THE INPUT |
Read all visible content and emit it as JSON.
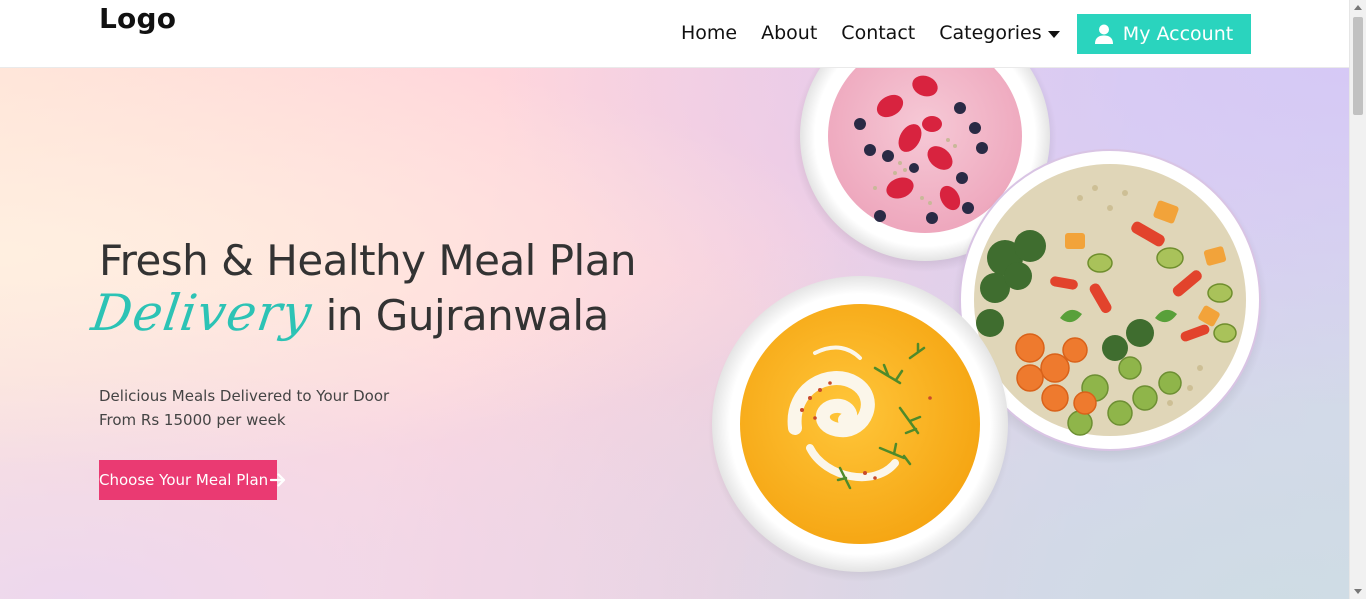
{
  "header": {
    "logo": "Logo",
    "nav": [
      {
        "label": "Home"
      },
      {
        "label": "About"
      },
      {
        "label": "Contact"
      },
      {
        "label": "Categories"
      }
    ],
    "account_label": "My Account"
  },
  "hero": {
    "headline_line1": "Fresh & Healthy Meal Plan",
    "headline_script": "Delivery",
    "headline_line2_rest": "in Gujranwala",
    "subtitle_1": "Delicious Meals Delivered to Your Door",
    "subtitle_2": "From Rs 15000 per week",
    "cta_label": "Choose Your Meal Plan"
  },
  "icons": {
    "user": "user-icon",
    "caret": "caret-down-icon",
    "arrow": "arrow-right-icon"
  },
  "colors": {
    "accent_teal": "#2ad4be",
    "script_teal": "#2cc3b5",
    "cta_pink": "#ea3a72"
  }
}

STATED GOAL | Your copy should match the records word for word, with the pictures removed.

RESULT OF THE EXERCISE |
Read all visible content and emit it as JSON.
{
  "header": {
    "logo": "Logo",
    "nav": [
      {
        "label": "Home"
      },
      {
        "label": "About"
      },
      {
        "label": "Contact"
      },
      {
        "label": "Categories"
      }
    ],
    "account_label": "My Account"
  },
  "hero": {
    "headline_line1": "Fresh & Healthy Meal Plan",
    "headline_script": "Delivery",
    "headline_line2_rest": "in Gujranwala",
    "subtitle_1": "Delicious Meals Delivered to Your Door",
    "subtitle_2": "From Rs 15000 per week",
    "cta_label": "Choose Your Meal Plan"
  },
  "icons": {
    "user": "user-icon",
    "caret": "caret-down-icon",
    "arrow": "arrow-right-icon"
  },
  "colors": {
    "accent_teal": "#2ad4be",
    "script_teal": "#2cc3b5",
    "cta_pink": "#ea3a72"
  }
}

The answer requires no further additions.